Material shown:
━━━━

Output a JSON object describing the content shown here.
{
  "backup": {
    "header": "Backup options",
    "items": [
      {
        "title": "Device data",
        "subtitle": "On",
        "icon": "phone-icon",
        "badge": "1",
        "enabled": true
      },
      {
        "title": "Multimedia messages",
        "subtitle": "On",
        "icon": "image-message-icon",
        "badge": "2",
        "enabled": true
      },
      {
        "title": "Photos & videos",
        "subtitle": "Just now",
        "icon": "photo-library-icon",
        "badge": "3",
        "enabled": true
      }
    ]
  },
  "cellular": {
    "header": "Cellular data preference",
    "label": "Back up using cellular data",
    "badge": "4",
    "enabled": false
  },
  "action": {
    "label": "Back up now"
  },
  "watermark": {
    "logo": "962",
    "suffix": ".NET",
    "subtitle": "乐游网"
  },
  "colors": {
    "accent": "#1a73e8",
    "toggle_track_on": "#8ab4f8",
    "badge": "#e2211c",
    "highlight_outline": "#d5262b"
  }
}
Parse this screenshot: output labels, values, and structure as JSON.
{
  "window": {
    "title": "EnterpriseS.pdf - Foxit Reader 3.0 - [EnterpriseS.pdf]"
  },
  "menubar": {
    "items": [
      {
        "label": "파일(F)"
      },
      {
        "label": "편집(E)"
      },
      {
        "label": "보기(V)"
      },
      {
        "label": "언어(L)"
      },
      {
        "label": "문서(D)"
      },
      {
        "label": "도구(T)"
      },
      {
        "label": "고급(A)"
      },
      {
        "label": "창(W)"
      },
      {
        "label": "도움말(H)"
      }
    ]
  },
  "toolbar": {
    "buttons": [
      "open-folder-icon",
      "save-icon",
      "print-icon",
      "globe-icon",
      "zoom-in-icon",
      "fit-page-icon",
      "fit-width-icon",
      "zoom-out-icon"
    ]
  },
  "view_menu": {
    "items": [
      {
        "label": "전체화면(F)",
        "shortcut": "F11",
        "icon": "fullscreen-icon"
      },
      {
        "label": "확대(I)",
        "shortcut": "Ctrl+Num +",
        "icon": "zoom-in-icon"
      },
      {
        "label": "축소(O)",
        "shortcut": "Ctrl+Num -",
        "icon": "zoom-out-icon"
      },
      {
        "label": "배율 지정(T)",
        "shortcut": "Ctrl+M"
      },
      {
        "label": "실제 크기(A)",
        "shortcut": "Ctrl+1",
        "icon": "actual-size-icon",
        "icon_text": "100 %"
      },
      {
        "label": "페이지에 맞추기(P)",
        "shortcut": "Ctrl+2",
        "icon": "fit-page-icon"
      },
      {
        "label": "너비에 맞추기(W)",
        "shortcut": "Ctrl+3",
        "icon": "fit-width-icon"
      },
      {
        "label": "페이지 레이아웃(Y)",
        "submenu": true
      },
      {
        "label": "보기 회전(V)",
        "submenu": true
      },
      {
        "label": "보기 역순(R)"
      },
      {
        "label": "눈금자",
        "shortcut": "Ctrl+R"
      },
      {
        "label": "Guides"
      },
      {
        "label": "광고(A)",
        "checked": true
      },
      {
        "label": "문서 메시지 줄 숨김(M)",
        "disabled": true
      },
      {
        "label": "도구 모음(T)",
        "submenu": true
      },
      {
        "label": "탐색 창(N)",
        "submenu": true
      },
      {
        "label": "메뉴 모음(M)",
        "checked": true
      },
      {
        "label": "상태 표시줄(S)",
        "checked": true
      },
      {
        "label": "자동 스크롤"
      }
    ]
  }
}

━━━━

Scan the entries above. Copy each line that has the string "JSON".

Output a JSON object describing the content shown here.
Parse this screenshot: output labels, values, and structure as JSON.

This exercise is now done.